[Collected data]
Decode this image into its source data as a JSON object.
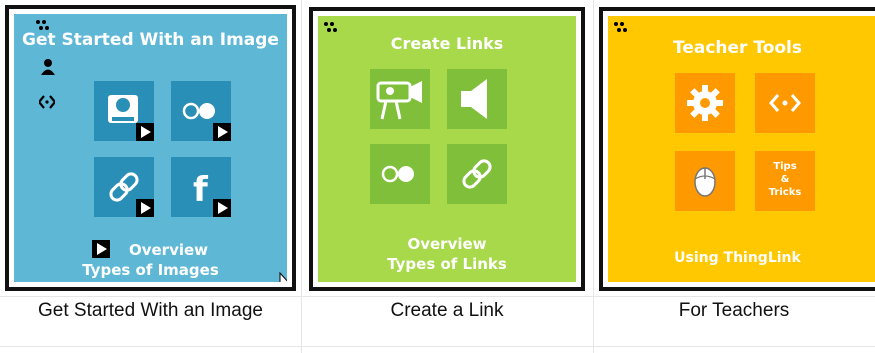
{
  "cards": [
    {
      "title": "Get Started With an Image",
      "bottom_line1": "Overview",
      "bottom_line2": "Types of Images",
      "caption": "Get Started With an Image",
      "color": "#5fb7d6",
      "tiles": [
        "hard-drive-icon",
        "flickr-icon",
        "link-icon",
        "facebook-icon"
      ]
    },
    {
      "title": "Create Links",
      "bottom_line1": "Overview",
      "bottom_line2": "Types of Links",
      "caption": "Create a Link",
      "color": "#a7d94a",
      "tiles": [
        "video-camera-icon",
        "speaker-icon",
        "flickr-icon",
        "link-icon"
      ]
    },
    {
      "title": "Teacher Tools",
      "bottom_line1": "Using ThingLink",
      "caption": "For Teachers",
      "color": "#ffc800",
      "tiles": [
        "gear-icon",
        "embed-code-icon",
        "mouse-icon",
        "tips-and-tricks-icon"
      ],
      "tips_tile": [
        "Tips",
        "&",
        "Tricks"
      ]
    }
  ]
}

= Direction =
Find every line that has "Started" in it, then return those lines.

= Output for this task =
      "title": "Get Started With an Image",
      "caption": "Get Started With an Image",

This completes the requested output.